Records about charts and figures
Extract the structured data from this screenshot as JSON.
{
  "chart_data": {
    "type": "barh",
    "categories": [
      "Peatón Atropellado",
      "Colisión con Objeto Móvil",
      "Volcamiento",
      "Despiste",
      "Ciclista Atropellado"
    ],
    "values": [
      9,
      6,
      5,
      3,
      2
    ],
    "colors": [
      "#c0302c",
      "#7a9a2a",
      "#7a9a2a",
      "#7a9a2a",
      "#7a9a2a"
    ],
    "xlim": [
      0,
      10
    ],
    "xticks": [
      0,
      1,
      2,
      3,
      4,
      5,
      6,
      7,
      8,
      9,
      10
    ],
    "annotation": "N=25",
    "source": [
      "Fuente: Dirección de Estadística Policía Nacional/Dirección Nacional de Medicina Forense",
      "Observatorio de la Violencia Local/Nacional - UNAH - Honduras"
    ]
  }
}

● REQUEST:
Copy out each line of the material that holds the word "Nacional".

● EXPECTED OUTPUT:
      "Fuente: Dirección de Estadística Policía Nacional/Dirección Nacional de Medicina Forense",
      "Observatorio de la Violencia Local/Nacional - UNAH - Honduras"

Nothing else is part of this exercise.